Records from a collection

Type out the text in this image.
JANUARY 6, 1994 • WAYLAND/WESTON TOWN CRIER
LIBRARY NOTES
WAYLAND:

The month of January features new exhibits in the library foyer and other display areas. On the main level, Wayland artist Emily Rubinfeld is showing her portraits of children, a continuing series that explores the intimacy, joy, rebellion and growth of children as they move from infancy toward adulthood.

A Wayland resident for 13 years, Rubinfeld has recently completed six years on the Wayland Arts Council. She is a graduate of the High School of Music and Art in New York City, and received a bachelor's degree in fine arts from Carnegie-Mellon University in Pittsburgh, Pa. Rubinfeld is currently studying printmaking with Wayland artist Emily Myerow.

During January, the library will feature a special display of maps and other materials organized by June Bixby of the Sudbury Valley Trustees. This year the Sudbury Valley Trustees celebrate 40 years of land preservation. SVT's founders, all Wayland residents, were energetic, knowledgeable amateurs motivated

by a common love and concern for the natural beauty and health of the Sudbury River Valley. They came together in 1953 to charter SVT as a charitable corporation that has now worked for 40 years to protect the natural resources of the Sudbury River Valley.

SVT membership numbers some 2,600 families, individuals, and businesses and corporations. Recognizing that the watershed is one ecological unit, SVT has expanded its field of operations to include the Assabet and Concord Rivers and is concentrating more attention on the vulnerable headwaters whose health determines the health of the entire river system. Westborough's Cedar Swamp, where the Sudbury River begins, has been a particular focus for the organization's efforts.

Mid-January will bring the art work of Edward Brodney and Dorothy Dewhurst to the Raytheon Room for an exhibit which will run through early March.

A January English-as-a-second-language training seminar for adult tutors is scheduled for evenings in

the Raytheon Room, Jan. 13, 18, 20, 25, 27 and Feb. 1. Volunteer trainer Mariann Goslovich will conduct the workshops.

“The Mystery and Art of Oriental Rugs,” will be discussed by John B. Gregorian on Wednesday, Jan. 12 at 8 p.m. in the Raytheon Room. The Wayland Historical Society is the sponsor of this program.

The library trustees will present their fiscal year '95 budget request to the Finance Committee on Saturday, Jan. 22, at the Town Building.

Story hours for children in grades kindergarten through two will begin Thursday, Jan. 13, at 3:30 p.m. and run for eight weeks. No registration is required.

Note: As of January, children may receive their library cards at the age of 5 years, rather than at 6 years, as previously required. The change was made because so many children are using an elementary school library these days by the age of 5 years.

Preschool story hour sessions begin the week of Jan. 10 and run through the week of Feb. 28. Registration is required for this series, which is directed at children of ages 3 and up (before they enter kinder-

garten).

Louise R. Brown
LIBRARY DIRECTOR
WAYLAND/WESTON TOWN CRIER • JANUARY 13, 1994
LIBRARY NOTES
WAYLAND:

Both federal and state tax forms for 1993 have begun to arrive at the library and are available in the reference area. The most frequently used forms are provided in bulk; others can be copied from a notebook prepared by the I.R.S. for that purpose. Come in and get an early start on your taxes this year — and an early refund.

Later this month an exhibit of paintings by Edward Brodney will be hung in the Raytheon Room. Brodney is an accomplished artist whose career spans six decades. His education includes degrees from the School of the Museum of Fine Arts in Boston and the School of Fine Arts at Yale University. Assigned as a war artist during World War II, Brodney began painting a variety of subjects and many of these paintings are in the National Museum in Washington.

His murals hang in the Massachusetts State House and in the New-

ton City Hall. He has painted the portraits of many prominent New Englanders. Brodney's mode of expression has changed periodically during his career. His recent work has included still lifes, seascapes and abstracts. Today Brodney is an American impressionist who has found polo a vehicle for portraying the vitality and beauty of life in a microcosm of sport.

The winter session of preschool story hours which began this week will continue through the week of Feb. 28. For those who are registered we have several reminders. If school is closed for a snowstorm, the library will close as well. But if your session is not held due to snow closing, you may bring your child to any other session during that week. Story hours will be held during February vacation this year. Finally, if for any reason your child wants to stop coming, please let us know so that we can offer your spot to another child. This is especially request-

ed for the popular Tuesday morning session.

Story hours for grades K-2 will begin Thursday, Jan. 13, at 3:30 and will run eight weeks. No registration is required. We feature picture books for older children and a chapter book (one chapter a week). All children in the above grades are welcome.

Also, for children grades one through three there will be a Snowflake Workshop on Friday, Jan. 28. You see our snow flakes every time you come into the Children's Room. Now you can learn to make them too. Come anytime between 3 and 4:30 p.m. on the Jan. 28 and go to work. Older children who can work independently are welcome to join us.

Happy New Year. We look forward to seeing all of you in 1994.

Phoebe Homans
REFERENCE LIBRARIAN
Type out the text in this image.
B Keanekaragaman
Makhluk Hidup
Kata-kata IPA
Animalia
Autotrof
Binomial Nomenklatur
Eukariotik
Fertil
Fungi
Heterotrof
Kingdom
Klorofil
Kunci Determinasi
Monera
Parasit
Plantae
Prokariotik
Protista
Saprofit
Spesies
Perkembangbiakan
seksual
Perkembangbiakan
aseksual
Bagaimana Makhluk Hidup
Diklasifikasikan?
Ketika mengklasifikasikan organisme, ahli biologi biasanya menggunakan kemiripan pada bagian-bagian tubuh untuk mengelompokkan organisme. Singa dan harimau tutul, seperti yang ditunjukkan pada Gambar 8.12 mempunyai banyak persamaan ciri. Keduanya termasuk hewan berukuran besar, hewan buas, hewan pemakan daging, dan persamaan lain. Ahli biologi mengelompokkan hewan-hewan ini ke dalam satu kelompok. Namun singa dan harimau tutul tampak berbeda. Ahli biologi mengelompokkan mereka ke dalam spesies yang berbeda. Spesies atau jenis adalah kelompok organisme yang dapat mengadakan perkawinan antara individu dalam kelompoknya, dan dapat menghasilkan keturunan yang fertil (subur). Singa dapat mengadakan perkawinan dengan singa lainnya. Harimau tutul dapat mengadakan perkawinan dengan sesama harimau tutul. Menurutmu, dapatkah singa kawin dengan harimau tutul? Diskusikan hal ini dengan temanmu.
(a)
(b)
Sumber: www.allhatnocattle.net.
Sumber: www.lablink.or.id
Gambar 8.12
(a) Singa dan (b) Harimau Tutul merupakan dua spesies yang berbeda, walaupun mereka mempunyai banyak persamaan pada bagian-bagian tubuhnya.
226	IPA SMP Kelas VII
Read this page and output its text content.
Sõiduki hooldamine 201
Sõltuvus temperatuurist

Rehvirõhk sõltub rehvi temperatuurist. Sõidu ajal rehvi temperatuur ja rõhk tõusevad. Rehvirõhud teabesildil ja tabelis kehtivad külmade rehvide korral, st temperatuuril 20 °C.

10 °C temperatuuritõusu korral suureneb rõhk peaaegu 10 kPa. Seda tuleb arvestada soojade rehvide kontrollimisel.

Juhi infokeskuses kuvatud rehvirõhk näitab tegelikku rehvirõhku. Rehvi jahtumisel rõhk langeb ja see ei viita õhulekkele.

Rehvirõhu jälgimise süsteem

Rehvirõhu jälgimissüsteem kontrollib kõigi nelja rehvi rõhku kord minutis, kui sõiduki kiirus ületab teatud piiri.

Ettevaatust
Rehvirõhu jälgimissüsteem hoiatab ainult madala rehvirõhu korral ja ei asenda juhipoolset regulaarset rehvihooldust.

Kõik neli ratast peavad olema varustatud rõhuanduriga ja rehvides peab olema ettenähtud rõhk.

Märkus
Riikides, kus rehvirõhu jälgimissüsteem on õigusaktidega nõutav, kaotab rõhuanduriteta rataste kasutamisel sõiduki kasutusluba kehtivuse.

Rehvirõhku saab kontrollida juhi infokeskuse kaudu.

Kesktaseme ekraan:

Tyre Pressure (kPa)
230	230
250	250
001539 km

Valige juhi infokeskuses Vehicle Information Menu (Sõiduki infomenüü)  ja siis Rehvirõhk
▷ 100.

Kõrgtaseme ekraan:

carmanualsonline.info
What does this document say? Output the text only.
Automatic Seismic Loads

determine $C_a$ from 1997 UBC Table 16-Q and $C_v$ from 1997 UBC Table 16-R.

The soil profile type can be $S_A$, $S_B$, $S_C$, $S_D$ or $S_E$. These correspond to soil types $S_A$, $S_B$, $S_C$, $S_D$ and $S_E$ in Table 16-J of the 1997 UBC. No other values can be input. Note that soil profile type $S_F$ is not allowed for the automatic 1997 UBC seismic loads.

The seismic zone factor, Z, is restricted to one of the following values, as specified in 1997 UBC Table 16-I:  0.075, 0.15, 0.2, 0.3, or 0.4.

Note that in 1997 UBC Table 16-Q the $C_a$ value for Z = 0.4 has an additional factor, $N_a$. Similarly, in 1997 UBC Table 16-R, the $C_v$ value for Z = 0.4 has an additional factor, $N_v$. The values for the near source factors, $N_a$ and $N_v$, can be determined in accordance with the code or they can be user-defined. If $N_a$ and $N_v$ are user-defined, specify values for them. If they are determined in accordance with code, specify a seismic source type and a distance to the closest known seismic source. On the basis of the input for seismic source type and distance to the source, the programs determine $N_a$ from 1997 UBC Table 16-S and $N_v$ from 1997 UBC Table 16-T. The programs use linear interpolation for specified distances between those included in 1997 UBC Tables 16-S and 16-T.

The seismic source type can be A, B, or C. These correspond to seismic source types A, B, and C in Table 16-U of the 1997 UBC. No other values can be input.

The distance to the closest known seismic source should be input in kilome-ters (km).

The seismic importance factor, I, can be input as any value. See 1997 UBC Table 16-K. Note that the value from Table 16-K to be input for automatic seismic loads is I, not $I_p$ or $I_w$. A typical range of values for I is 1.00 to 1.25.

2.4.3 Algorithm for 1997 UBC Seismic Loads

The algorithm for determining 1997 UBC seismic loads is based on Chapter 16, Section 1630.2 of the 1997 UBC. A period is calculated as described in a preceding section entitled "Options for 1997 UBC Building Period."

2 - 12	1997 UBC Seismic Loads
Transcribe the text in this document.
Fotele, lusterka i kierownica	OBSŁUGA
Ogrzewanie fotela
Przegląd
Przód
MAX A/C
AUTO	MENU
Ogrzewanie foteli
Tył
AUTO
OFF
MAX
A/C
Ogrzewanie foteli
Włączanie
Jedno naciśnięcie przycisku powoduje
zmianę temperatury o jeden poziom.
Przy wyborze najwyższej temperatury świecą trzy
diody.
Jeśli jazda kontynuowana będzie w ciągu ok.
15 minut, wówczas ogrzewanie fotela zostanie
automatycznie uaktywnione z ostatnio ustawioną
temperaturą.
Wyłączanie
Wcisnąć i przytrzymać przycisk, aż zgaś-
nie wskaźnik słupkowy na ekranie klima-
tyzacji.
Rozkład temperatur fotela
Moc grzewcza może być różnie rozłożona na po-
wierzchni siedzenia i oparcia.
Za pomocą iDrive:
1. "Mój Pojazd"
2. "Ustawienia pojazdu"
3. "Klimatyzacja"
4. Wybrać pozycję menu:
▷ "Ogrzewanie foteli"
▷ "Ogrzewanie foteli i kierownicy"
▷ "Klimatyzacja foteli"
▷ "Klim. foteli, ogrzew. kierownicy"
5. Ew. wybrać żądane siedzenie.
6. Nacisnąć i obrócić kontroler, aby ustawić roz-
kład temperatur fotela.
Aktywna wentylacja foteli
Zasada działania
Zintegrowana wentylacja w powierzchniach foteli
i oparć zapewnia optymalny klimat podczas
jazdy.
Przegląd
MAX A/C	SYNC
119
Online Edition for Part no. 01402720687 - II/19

> _Goal_:
In the entries above, how many lines hold the word "Makhluk"? State the number and nothing else.

> _Result_:
2